#### Stored rows ####
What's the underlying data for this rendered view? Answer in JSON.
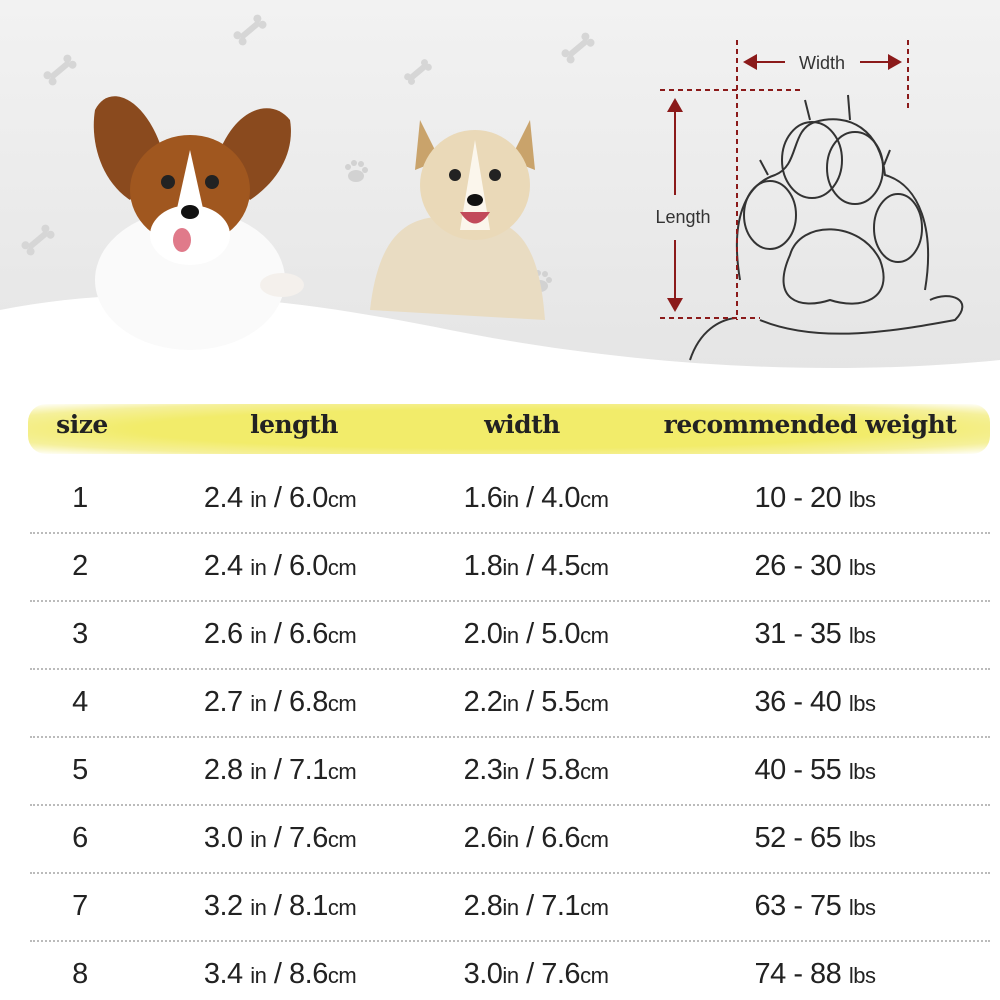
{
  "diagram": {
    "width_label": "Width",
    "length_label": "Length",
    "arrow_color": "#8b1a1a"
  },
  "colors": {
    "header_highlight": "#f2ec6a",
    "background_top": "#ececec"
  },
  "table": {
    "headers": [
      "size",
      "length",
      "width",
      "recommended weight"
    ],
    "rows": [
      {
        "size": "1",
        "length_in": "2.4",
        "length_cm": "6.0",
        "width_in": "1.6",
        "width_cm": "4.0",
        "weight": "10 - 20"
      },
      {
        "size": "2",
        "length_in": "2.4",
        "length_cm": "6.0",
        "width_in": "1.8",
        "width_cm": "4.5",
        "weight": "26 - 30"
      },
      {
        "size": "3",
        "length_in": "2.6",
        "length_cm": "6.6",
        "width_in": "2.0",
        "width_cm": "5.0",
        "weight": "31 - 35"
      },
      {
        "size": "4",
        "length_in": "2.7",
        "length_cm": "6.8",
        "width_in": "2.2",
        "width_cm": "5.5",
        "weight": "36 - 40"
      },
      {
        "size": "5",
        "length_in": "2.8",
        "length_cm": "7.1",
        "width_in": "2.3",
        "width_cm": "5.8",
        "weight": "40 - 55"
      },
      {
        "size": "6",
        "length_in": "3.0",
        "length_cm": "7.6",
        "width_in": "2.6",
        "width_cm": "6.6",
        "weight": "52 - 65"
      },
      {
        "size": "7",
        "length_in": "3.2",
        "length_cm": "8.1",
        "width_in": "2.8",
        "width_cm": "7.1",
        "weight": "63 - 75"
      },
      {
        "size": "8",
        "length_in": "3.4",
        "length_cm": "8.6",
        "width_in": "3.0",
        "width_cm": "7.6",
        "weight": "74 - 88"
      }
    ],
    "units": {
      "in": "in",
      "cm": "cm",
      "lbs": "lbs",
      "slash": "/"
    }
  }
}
####
#### Stored rows ####
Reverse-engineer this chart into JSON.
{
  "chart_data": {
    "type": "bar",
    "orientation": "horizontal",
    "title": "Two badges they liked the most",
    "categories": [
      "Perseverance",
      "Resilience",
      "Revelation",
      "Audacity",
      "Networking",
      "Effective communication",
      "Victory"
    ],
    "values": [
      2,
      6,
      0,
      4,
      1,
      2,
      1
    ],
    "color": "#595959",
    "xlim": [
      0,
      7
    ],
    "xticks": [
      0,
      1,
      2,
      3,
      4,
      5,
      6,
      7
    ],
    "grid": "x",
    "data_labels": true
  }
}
####
Short task: Give the number of lines in the records that contain the string "size", with no other output.

Exercise response: 9